== WHAT TO DO ==
Set out every line bearing the string "ylabel".

== PROVIDED INFORMATION ==
::::
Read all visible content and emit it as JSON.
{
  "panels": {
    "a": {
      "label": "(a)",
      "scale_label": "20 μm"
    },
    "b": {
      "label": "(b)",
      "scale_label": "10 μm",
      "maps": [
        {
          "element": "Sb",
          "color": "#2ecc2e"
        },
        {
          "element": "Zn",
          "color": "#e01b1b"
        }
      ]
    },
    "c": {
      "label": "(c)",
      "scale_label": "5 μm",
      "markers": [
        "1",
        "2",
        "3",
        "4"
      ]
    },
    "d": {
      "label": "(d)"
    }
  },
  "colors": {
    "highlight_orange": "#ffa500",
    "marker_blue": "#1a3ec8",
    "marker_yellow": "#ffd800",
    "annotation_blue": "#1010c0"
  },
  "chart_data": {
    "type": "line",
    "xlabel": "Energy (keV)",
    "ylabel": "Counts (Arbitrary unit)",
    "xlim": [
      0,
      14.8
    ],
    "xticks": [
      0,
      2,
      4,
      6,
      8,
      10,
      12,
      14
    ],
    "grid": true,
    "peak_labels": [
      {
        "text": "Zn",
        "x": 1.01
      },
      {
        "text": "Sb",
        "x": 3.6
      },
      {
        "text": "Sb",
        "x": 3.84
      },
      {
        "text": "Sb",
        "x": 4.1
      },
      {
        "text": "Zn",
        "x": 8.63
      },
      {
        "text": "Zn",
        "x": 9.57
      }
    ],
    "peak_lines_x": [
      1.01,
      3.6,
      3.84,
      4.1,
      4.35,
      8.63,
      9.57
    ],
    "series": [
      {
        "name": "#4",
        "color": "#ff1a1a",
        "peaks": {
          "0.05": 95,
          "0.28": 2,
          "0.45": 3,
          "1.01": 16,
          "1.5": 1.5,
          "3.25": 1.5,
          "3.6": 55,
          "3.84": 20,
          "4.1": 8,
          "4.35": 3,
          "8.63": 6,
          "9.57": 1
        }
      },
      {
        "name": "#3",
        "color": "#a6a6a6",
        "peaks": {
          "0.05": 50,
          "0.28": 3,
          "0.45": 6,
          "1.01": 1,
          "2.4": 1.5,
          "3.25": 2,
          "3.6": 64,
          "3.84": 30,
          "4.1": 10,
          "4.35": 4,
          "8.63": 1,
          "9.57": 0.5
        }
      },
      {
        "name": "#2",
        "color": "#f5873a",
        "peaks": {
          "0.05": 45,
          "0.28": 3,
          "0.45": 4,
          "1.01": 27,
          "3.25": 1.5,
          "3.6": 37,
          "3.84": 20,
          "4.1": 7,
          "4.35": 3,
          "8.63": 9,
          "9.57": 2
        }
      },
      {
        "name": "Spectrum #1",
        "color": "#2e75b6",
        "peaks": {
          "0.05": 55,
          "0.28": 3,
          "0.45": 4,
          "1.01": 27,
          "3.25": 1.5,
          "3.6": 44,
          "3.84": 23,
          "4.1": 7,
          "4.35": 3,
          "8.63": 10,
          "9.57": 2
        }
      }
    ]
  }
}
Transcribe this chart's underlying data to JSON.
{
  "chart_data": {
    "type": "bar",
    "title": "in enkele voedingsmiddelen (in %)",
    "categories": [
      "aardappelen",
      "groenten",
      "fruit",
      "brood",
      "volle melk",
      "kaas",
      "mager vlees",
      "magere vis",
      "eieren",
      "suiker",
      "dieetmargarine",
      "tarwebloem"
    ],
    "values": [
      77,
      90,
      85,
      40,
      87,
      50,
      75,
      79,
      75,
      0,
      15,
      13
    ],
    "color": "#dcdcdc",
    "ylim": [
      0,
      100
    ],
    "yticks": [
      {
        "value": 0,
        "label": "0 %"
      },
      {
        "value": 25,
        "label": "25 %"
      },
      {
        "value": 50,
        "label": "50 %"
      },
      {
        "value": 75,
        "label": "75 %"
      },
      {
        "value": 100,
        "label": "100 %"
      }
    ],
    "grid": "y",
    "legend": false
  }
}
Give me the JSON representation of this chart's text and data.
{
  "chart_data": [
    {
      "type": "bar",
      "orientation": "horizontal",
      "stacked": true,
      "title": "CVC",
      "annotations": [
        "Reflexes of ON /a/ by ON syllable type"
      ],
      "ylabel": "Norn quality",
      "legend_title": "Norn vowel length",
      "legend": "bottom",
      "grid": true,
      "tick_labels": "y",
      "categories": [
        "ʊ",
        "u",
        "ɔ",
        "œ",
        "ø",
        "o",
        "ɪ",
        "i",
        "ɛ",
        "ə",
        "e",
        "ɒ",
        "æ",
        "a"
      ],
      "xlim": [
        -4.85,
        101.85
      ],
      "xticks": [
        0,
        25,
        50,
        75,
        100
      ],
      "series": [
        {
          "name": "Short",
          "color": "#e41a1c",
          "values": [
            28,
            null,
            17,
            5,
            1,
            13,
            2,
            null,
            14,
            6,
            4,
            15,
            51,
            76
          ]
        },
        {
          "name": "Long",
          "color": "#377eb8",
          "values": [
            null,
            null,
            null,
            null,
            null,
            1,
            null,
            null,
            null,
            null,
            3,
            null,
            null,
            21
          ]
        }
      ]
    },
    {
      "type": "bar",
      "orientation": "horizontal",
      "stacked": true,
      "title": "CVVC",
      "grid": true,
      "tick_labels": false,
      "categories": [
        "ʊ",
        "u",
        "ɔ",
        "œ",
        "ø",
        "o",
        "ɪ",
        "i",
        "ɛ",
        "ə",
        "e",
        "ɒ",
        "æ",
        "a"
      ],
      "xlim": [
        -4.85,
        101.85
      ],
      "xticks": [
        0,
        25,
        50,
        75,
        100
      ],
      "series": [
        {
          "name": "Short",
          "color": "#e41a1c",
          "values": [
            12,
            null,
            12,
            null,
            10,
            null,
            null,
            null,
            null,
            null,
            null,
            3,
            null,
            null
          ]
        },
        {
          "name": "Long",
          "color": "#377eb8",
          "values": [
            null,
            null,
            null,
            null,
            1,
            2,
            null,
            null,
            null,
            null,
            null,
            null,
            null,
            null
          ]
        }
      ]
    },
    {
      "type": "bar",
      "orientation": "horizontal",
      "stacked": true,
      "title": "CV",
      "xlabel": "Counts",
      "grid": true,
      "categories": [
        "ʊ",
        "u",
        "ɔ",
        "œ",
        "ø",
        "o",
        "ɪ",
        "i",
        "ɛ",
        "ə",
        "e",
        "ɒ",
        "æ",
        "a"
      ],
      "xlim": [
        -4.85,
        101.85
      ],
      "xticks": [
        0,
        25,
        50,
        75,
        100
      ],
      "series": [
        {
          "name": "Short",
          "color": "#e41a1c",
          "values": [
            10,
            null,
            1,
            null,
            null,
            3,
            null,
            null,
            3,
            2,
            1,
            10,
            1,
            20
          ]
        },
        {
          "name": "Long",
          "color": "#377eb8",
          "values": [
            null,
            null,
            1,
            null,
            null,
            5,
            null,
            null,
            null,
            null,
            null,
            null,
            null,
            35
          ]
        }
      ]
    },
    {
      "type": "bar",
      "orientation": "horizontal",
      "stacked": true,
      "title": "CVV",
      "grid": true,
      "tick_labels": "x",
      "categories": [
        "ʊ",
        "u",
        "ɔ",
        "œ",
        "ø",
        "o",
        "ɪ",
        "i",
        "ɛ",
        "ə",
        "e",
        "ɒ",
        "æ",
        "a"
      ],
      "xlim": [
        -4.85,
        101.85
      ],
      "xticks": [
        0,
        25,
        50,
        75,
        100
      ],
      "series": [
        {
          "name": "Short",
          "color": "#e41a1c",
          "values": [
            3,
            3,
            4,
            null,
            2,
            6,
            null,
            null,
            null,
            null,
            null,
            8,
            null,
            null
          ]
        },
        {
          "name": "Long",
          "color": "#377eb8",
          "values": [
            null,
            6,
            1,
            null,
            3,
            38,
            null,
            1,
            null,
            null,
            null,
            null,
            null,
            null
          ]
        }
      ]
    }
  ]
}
::::
== RESPONSE TO THIS TASK ==
    "ylabel": "Counts (Arbitrary unit)",
      "ylabel": "Norn quality",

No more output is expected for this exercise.